→ Records to process:
'''

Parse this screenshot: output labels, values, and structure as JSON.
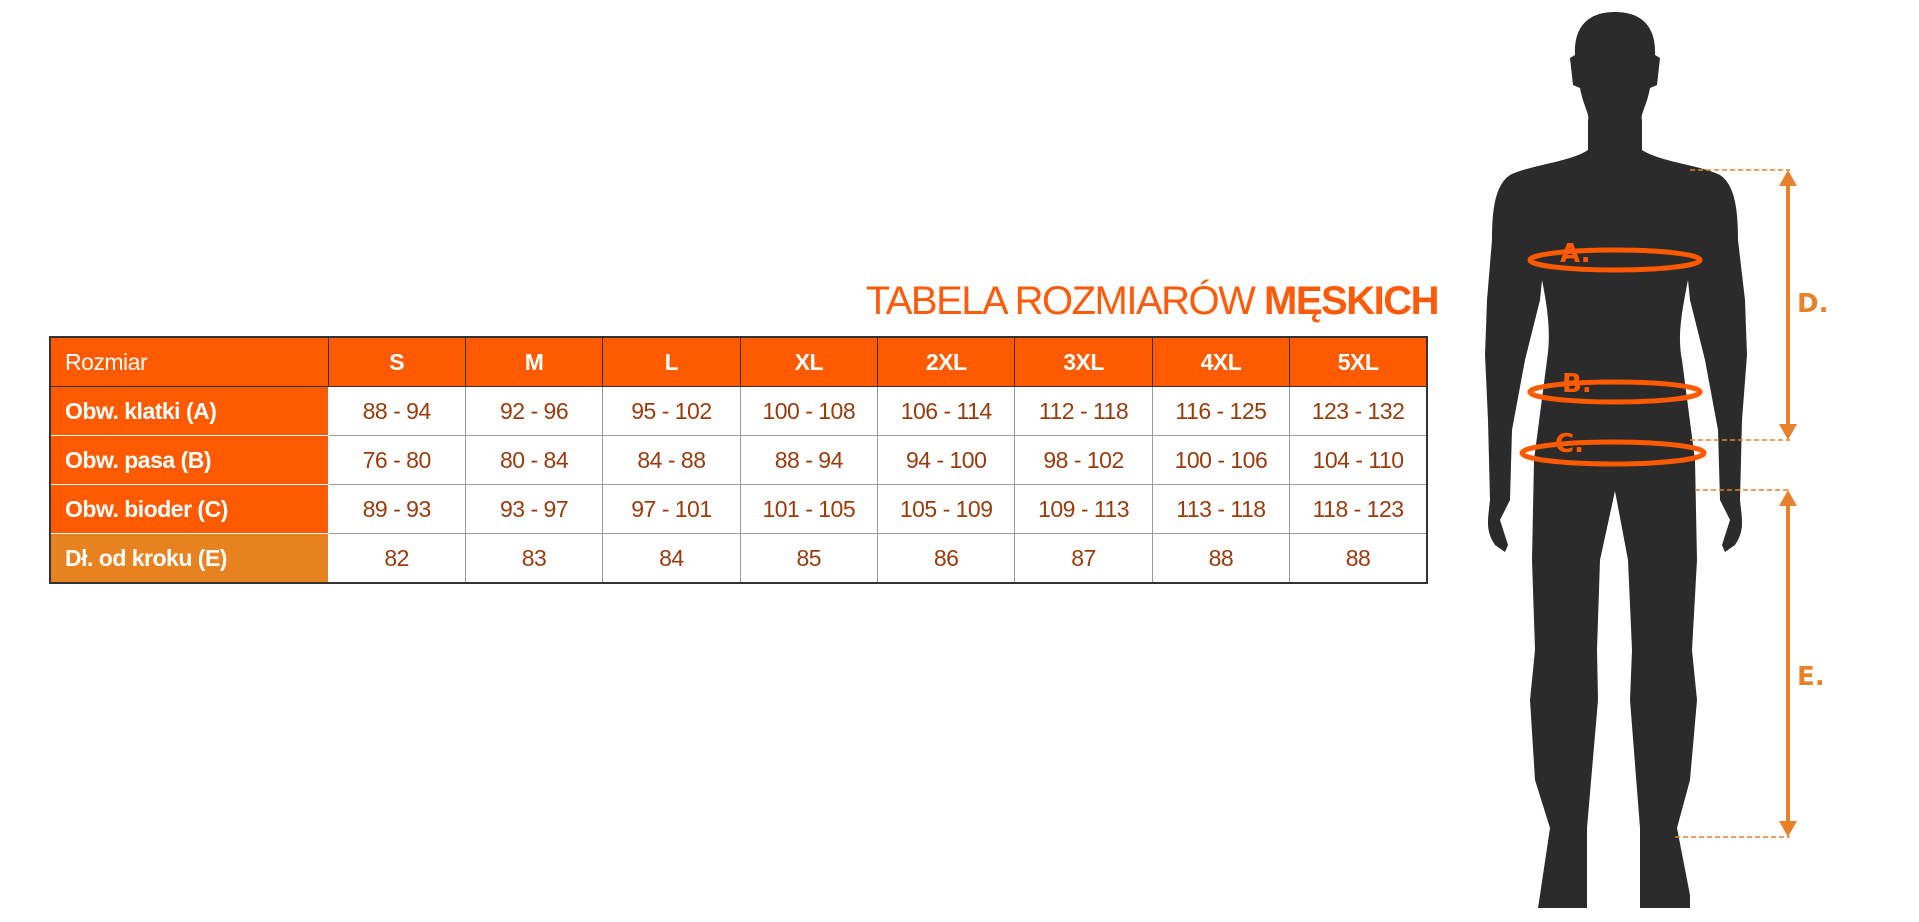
{
  "title": {
    "normal": "TABELA ROZMIARÓW",
    "bold": "MĘSKICH"
  },
  "table": {
    "header_label": "Rozmiar",
    "sizes": [
      "S",
      "M",
      "L",
      "XL",
      "2XL",
      "3XL",
      "4XL",
      "5XL"
    ],
    "rows": [
      {
        "label": "Obw. klatki (A)",
        "values": [
          "88 - 94",
          "92 - 96",
          "95 - 102",
          "100 - 108",
          "106 - 114",
          "112 - 118",
          "116 - 125",
          "123 - 132"
        ]
      },
      {
        "label": "Obw. pasa (B)",
        "values": [
          "76 - 80",
          "80 - 84",
          "84 - 88",
          "88 - 94",
          "94 - 100",
          "98 - 102",
          "100 - 106",
          "104 - 110"
        ]
      },
      {
        "label": "Obw. bioder (C)",
        "values": [
          "89 - 93",
          "93 - 97",
          "97 - 101",
          "101 - 105",
          "105 - 109",
          "109 - 113",
          "113 - 118",
          "118 - 123"
        ]
      },
      {
        "label": "Dł. od kroku (E)",
        "values": [
          "82",
          "83",
          "84",
          "85",
          "86",
          "87",
          "88",
          "88"
        ]
      }
    ]
  },
  "figure": {
    "labels": {
      "a": "A.",
      "b": "B.",
      "c": "C.",
      "d": "D.",
      "e": "E."
    }
  },
  "colors": {
    "header": "#ff5a00",
    "inseam_label": "#e8821f",
    "values": "#9b3b0c",
    "silhouette": "#2b2b2b",
    "arrows": "#e8822a"
  }
}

'''

→ Objective:
Filter the records for lines holding the string "labels". Copy each one.

→ Reply:
Parse this screenshot: output labels, values, and structure as JSON.
    "labels": {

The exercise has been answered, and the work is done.